Leave out the pictures and copy every record exactly.

Figure dataset records
--- Begin ---

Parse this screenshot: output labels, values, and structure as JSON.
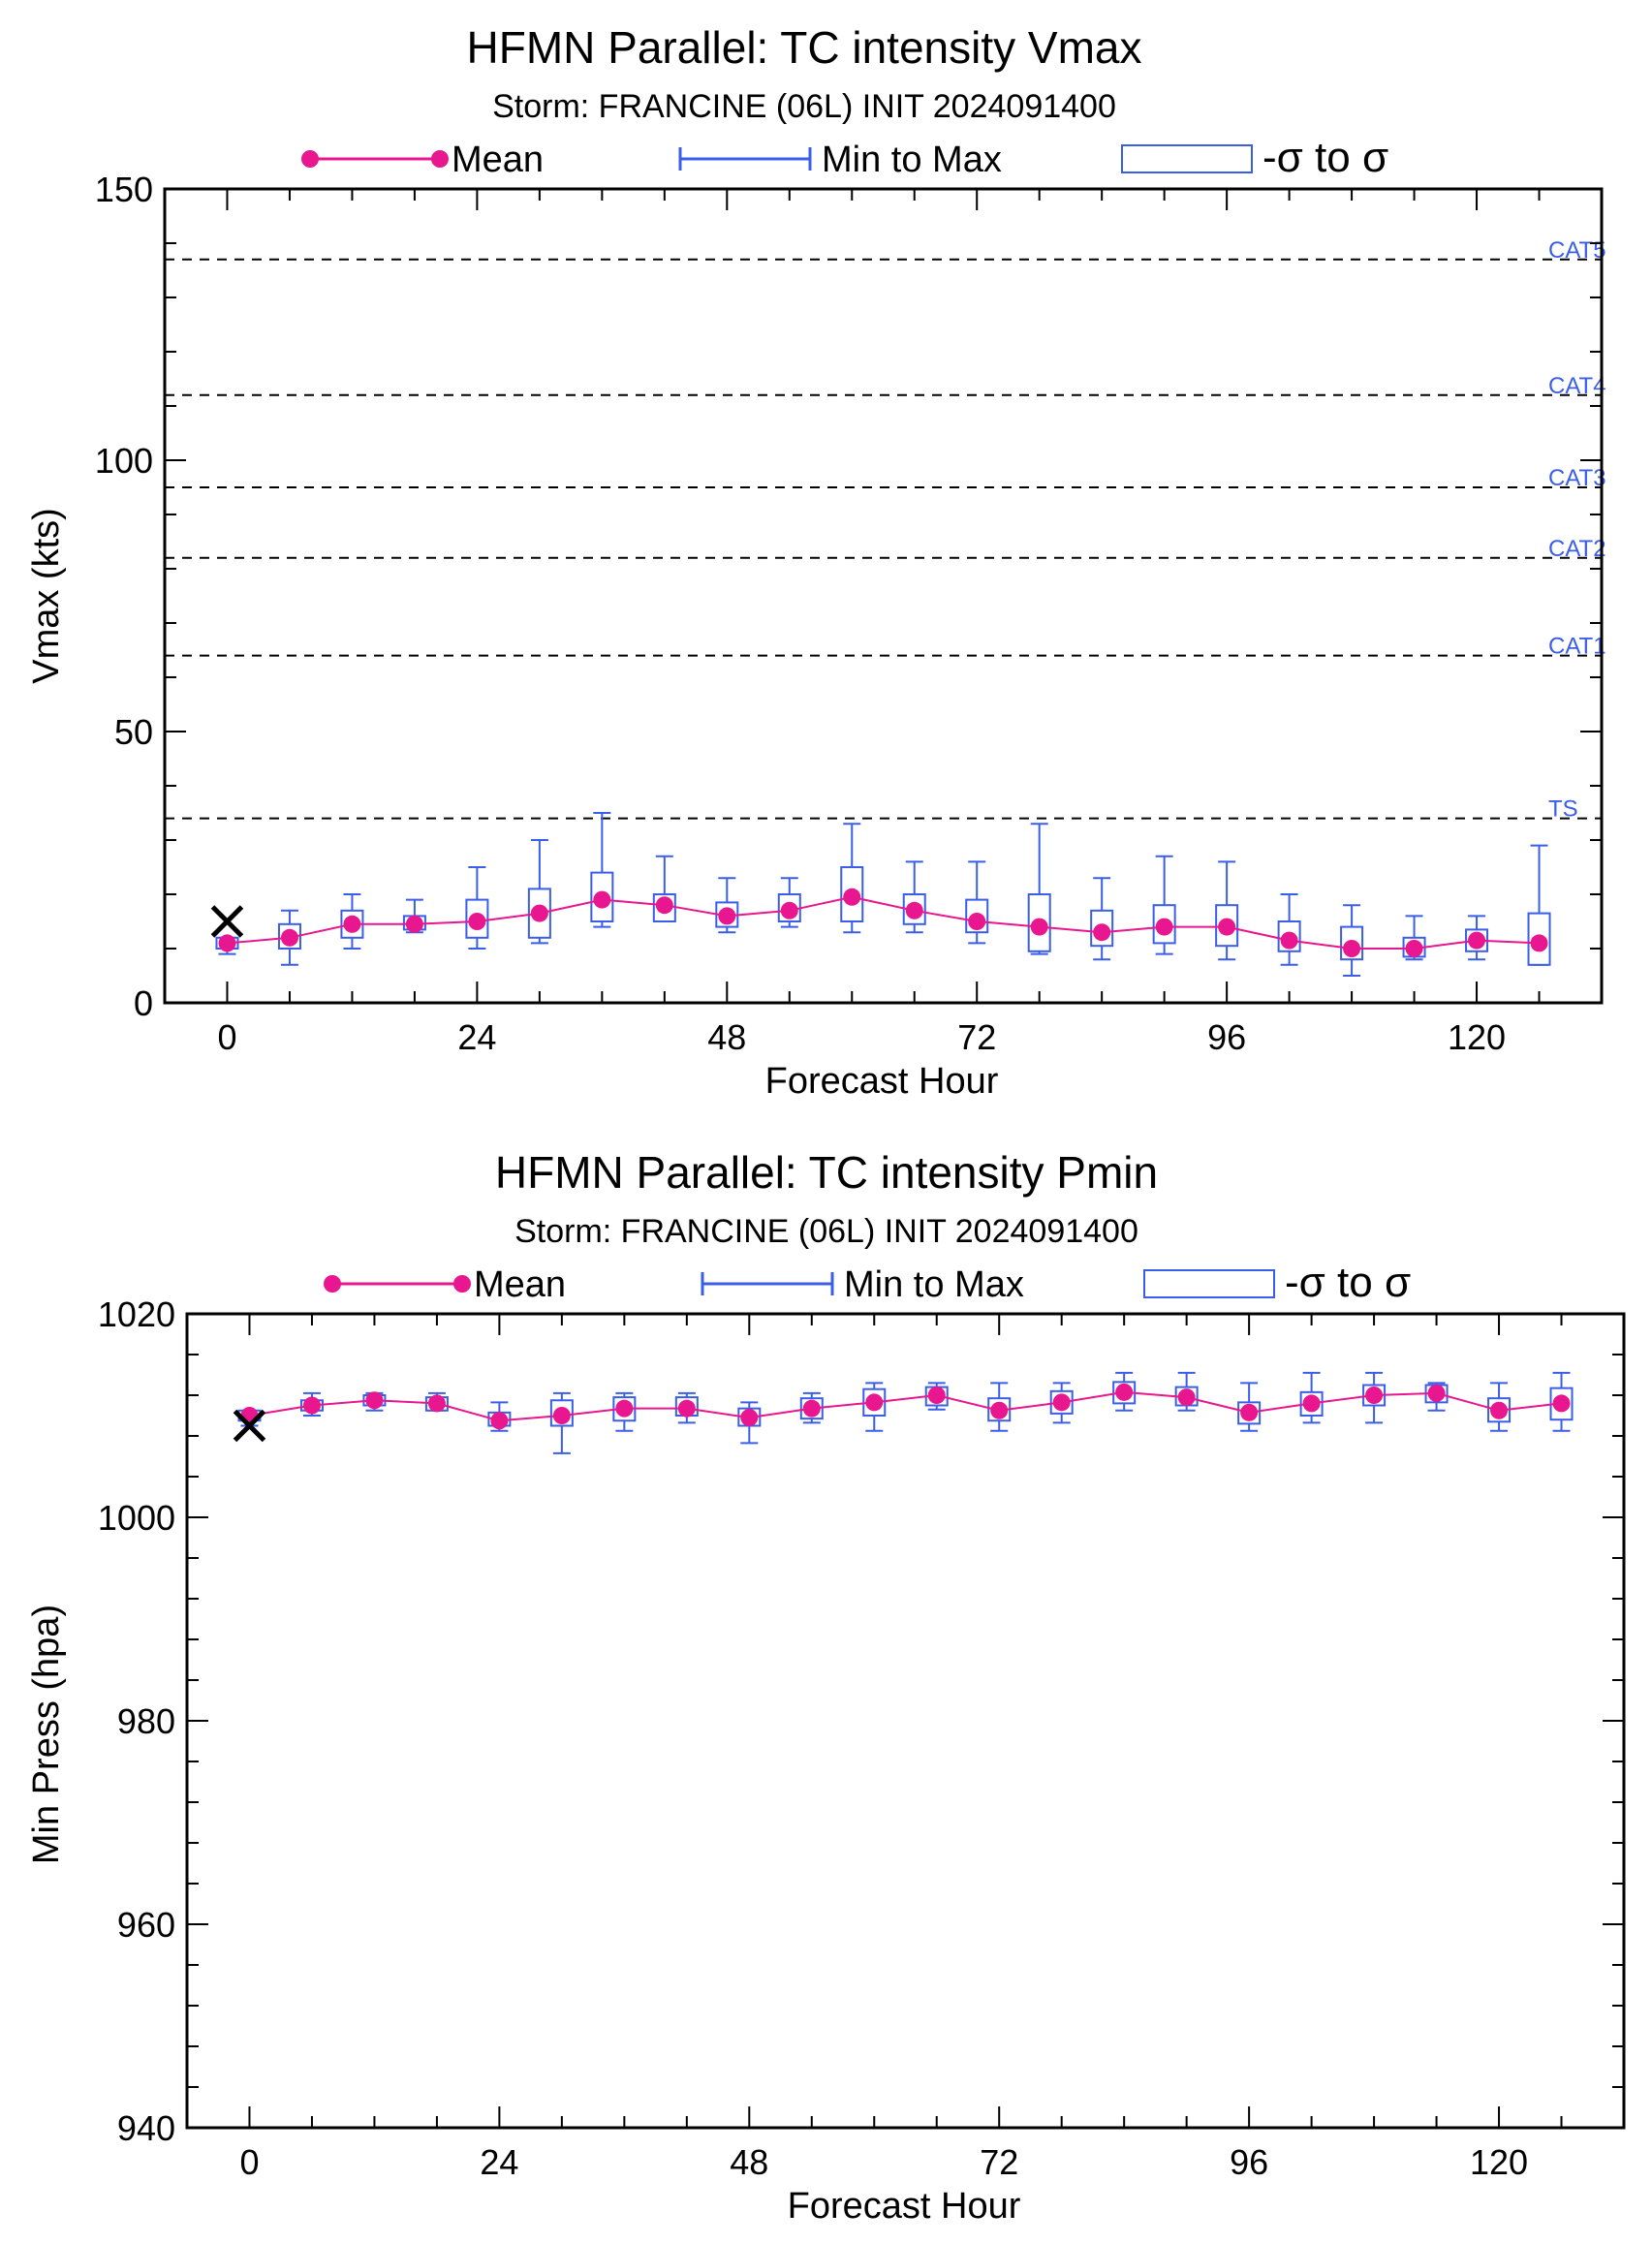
{
  "colors": {
    "mean": "#e8168f",
    "ensemble": "#3a5ee8",
    "axis": "#000000",
    "ref_line": "#000000"
  },
  "legend": {
    "mean": "Mean",
    "range": "Min to Max",
    "sigma": "-σ to σ"
  },
  "chart_data": [
    {
      "type": "box",
      "title": "HFMN Parallel: TC intensity Vmax",
      "subtitle": "Storm: FRANCINE (06L) INIT 2024091400",
      "xlabel": "Forecast Hour",
      "ylabel": "Vmax (kts)",
      "xlim": [
        -6,
        132
      ],
      "ylim": [
        0,
        150
      ],
      "xticks": [
        0,
        24,
        48,
        72,
        96,
        120
      ],
      "yticks": [
        0,
        50,
        100,
        150
      ],
      "y_minor_step": 10,
      "observed": {
        "x": 0,
        "y": 15
      },
      "reference_lines": [
        {
          "label": "TS",
          "y": 34
        },
        {
          "label": "CAT1",
          "y": 64
        },
        {
          "label": "CAT2",
          "y": 82
        },
        {
          "label": "CAT3",
          "y": 95
        },
        {
          "label": "CAT4",
          "y": 112
        },
        {
          "label": "CAT5",
          "y": 137
        }
      ],
      "series": [
        {
          "name": "Mean",
          "x": [
            0,
            6,
            12,
            18,
            24,
            30,
            36,
            42,
            48,
            54,
            60,
            66,
            72,
            78,
            84,
            90,
            96,
            102,
            108,
            114,
            120,
            126
          ],
          "values": [
            11,
            12,
            14.5,
            14.5,
            15,
            16.5,
            19,
            18,
            16,
            17,
            19.5,
            17,
            15,
            14,
            13,
            14,
            14,
            11.5,
            10,
            10,
            11.5,
            11
          ]
        },
        {
          "name": "Min to Max",
          "x": [
            0,
            6,
            12,
            18,
            24,
            30,
            36,
            42,
            48,
            54,
            60,
            66,
            72,
            78,
            84,
            90,
            96,
            102,
            108,
            114,
            120,
            126
          ],
          "min": [
            9,
            7,
            10,
            13,
            10,
            11,
            14,
            15,
            13,
            14,
            13,
            13,
            11,
            9,
            8,
            9,
            8,
            7,
            5,
            8,
            8,
            7
          ],
          "max": [
            12,
            17,
            20,
            19,
            25,
            30,
            35,
            27,
            23,
            23,
            33,
            26,
            26,
            33,
            23,
            27,
            26,
            20,
            18,
            16,
            16,
            29
          ]
        },
        {
          "name": "-σ to σ",
          "x": [
            0,
            6,
            12,
            18,
            24,
            30,
            36,
            42,
            48,
            54,
            60,
            66,
            72,
            78,
            84,
            90,
            96,
            102,
            108,
            114,
            120,
            126
          ],
          "low": [
            10,
            10,
            12,
            13.5,
            12,
            12,
            15,
            15,
            14,
            15,
            15,
            14.5,
            13,
            9.5,
            10.5,
            11,
            10.5,
            9.5,
            8,
            8.5,
            9.5,
            7
          ],
          "high": [
            12,
            14.5,
            17,
            16,
            19,
            21,
            24,
            20,
            18.5,
            20,
            25,
            20,
            19,
            20,
            17,
            18,
            18,
            15,
            14,
            12,
            13.5,
            16.5
          ]
        }
      ]
    },
    {
      "type": "box",
      "title": "HFMN Parallel: TC intensity Pmin",
      "subtitle": "Storm: FRANCINE (06L) INIT 2024091400",
      "xlabel": "Forecast Hour",
      "ylabel": "Min Press (hpa)",
      "xlim": [
        -6,
        132
      ],
      "ylim": [
        940,
        1020
      ],
      "xticks": [
        0,
        24,
        48,
        72,
        96,
        120
      ],
      "yticks": [
        940,
        960,
        980,
        1000,
        1020
      ],
      "y_minor_step": 4,
      "observed": {
        "x": 0,
        "y": 1009
      },
      "reference_lines": [],
      "series": [
        {
          "name": "Mean",
          "x": [
            0,
            6,
            12,
            18,
            24,
            30,
            36,
            42,
            48,
            54,
            60,
            66,
            72,
            78,
            84,
            90,
            96,
            102,
            108,
            114,
            120,
            126
          ],
          "values": [
            1010,
            1011,
            1011.5,
            1011.2,
            1009.5,
            1010,
            1010.7,
            1010.7,
            1009.8,
            1010.7,
            1011.3,
            1012,
            1010.5,
            1011.3,
            1012.3,
            1011.8,
            1010.3,
            1011.2,
            1012,
            1012.2,
            1010.5,
            1011.2
          ]
        },
        {
          "name": "Min to Max",
          "x": [
            0,
            6,
            12,
            18,
            24,
            30,
            36,
            42,
            48,
            54,
            60,
            66,
            72,
            78,
            84,
            90,
            96,
            102,
            108,
            114,
            120,
            126
          ],
          "min": [
            1009,
            1010,
            1010.5,
            1010.5,
            1008.5,
            1006.3,
            1008.5,
            1009.3,
            1007.3,
            1009.3,
            1008.5,
            1010.6,
            1008.5,
            1009.3,
            1010.5,
            1010.5,
            1008.5,
            1009.3,
            1009.3,
            1010.5,
            1008.5,
            1008.5
          ],
          "max": [
            1010.3,
            1012.2,
            1012.2,
            1012.2,
            1011.3,
            1012.2,
            1012.2,
            1012.2,
            1011.3,
            1012.2,
            1013.2,
            1013.2,
            1013.2,
            1013.2,
            1014.2,
            1014.2,
            1013.2,
            1014.2,
            1014.2,
            1013.2,
            1013.2,
            1014.2
          ]
        },
        {
          "name": "-σ to σ",
          "x": [
            0,
            6,
            12,
            18,
            24,
            30,
            36,
            42,
            48,
            54,
            60,
            66,
            72,
            78,
            84,
            90,
            96,
            102,
            108,
            114,
            120,
            126
          ],
          "low": [
            1009.5,
            1010.5,
            1011,
            1010.5,
            1009,
            1009,
            1009.5,
            1010,
            1009,
            1009.7,
            1010,
            1011,
            1009.5,
            1010.2,
            1011.2,
            1011,
            1009.2,
            1010,
            1011,
            1011.3,
            1009.4,
            1009.6
          ],
          "high": [
            1010.5,
            1011.5,
            1012,
            1011.8,
            1010.3,
            1011.5,
            1011.8,
            1011.8,
            1010.7,
            1011.7,
            1012.6,
            1012.8,
            1011.7,
            1012.4,
            1013.3,
            1012.8,
            1011.3,
            1012.3,
            1013,
            1013,
            1011.7,
            1012.7
          ]
        }
      ]
    }
  ]
}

--- End ---

## Problem solution
Parse this screenshot: output labels, values, and structure as JSON.
{
  "colors": {
    "mean": "#e8168f",
    "ensemble": "#3a5ee8",
    "axis": "#000000",
    "ref_line": "#000000"
  },
  "legend": {
    "mean": "Mean",
    "range": "Min to Max",
    "sigma": "-σ to σ"
  },
  "chart_data": [
    {
      "type": "box",
      "title": "HFMN Parallel: TC intensity Vmax",
      "subtitle": "Storm: FRANCINE (06L) INIT 2024091400",
      "xlabel": "Forecast Hour",
      "ylabel": "Vmax (kts)",
      "xlim": [
        -6,
        132
      ],
      "ylim": [
        0,
        150
      ],
      "xticks": [
        0,
        24,
        48,
        72,
        96,
        120
      ],
      "yticks": [
        0,
        50,
        100,
        150
      ],
      "y_minor_step": 10,
      "observed": {
        "x": 0,
        "y": 15
      },
      "reference_lines": [
        {
          "label": "TS",
          "y": 34
        },
        {
          "label": "CAT1",
          "y": 64
        },
        {
          "label": "CAT2",
          "y": 82
        },
        {
          "label": "CAT3",
          "y": 95
        },
        {
          "label": "CAT4",
          "y": 112
        },
        {
          "label": "CAT5",
          "y": 137
        }
      ],
      "series": [
        {
          "name": "Mean",
          "x": [
            0,
            6,
            12,
            18,
            24,
            30,
            36,
            42,
            48,
            54,
            60,
            66,
            72,
            78,
            84,
            90,
            96,
            102,
            108,
            114,
            120,
            126
          ],
          "values": [
            11,
            12,
            14.5,
            14.5,
            15,
            16.5,
            19,
            18,
            16,
            17,
            19.5,
            17,
            15,
            14,
            13,
            14,
            14,
            11.5,
            10,
            10,
            11.5,
            11
          ]
        },
        {
          "name": "Min to Max",
          "x": [
            0,
            6,
            12,
            18,
            24,
            30,
            36,
            42,
            48,
            54,
            60,
            66,
            72,
            78,
            84,
            90,
            96,
            102,
            108,
            114,
            120,
            126
          ],
          "min": [
            9,
            7,
            10,
            13,
            10,
            11,
            14,
            15,
            13,
            14,
            13,
            13,
            11,
            9,
            8,
            9,
            8,
            7,
            5,
            8,
            8,
            7
          ],
          "max": [
            12,
            17,
            20,
            19,
            25,
            30,
            35,
            27,
            23,
            23,
            33,
            26,
            26,
            33,
            23,
            27,
            26,
            20,
            18,
            16,
            16,
            29
          ]
        },
        {
          "name": "-σ to σ",
          "x": [
            0,
            6,
            12,
            18,
            24,
            30,
            36,
            42,
            48,
            54,
            60,
            66,
            72,
            78,
            84,
            90,
            96,
            102,
            108,
            114,
            120,
            126
          ],
          "low": [
            10,
            10,
            12,
            13.5,
            12,
            12,
            15,
            15,
            14,
            15,
            15,
            14.5,
            13,
            9.5,
            10.5,
            11,
            10.5,
            9.5,
            8,
            8.5,
            9.5,
            7
          ],
          "high": [
            12,
            14.5,
            17,
            16,
            19,
            21,
            24,
            20,
            18.5,
            20,
            25,
            20,
            19,
            20,
            17,
            18,
            18,
            15,
            14,
            12,
            13.5,
            16.5
          ]
        }
      ]
    },
    {
      "type": "box",
      "title": "HFMN Parallel: TC intensity Pmin",
      "subtitle": "Storm: FRANCINE (06L) INIT 2024091400",
      "xlabel": "Forecast Hour",
      "ylabel": "Min Press (hpa)",
      "xlim": [
        -6,
        132
      ],
      "ylim": [
        940,
        1020
      ],
      "xticks": [
        0,
        24,
        48,
        72,
        96,
        120
      ],
      "yticks": [
        940,
        960,
        980,
        1000,
        1020
      ],
      "y_minor_step": 4,
      "observed": {
        "x": 0,
        "y": 1009
      },
      "reference_lines": [],
      "series": [
        {
          "name": "Mean",
          "x": [
            0,
            6,
            12,
            18,
            24,
            30,
            36,
            42,
            48,
            54,
            60,
            66,
            72,
            78,
            84,
            90,
            96,
            102,
            108,
            114,
            120,
            126
          ],
          "values": [
            1010,
            1011,
            1011.5,
            1011.2,
            1009.5,
            1010,
            1010.7,
            1010.7,
            1009.8,
            1010.7,
            1011.3,
            1012,
            1010.5,
            1011.3,
            1012.3,
            1011.8,
            1010.3,
            1011.2,
            1012,
            1012.2,
            1010.5,
            1011.2
          ]
        },
        {
          "name": "Min to Max",
          "x": [
            0,
            6,
            12,
            18,
            24,
            30,
            36,
            42,
            48,
            54,
            60,
            66,
            72,
            78,
            84,
            90,
            96,
            102,
            108,
            114,
            120,
            126
          ],
          "min": [
            1009,
            1010,
            1010.5,
            1010.5,
            1008.5,
            1006.3,
            1008.5,
            1009.3,
            1007.3,
            1009.3,
            1008.5,
            1010.6,
            1008.5,
            1009.3,
            1010.5,
            1010.5,
            1008.5,
            1009.3,
            1009.3,
            1010.5,
            1008.5,
            1008.5
          ],
          "max": [
            1010.3,
            1012.2,
            1012.2,
            1012.2,
            1011.3,
            1012.2,
            1012.2,
            1012.2,
            1011.3,
            1012.2,
            1013.2,
            1013.2,
            1013.2,
            1013.2,
            1014.2,
            1014.2,
            1013.2,
            1014.2,
            1014.2,
            1013.2,
            1013.2,
            1014.2
          ]
        },
        {
          "name": "-σ to σ",
          "x": [
            0,
            6,
            12,
            18,
            24,
            30,
            36,
            42,
            48,
            54,
            60,
            66,
            72,
            78,
            84,
            90,
            96,
            102,
            108,
            114,
            120,
            126
          ],
          "low": [
            1009.5,
            1010.5,
            1011,
            1010.5,
            1009,
            1009,
            1009.5,
            1010,
            1009,
            1009.7,
            1010,
            1011,
            1009.5,
            1010.2,
            1011.2,
            1011,
            1009.2,
            1010,
            1011,
            1011.3,
            1009.4,
            1009.6
          ],
          "high": [
            1010.5,
            1011.5,
            1012,
            1011.8,
            1010.3,
            1011.5,
            1011.8,
            1011.8,
            1010.7,
            1011.7,
            1012.6,
            1012.8,
            1011.7,
            1012.4,
            1013.3,
            1012.8,
            1011.3,
            1012.3,
            1013,
            1013,
            1011.7,
            1012.7
          ]
        }
      ]
    }
  ]
}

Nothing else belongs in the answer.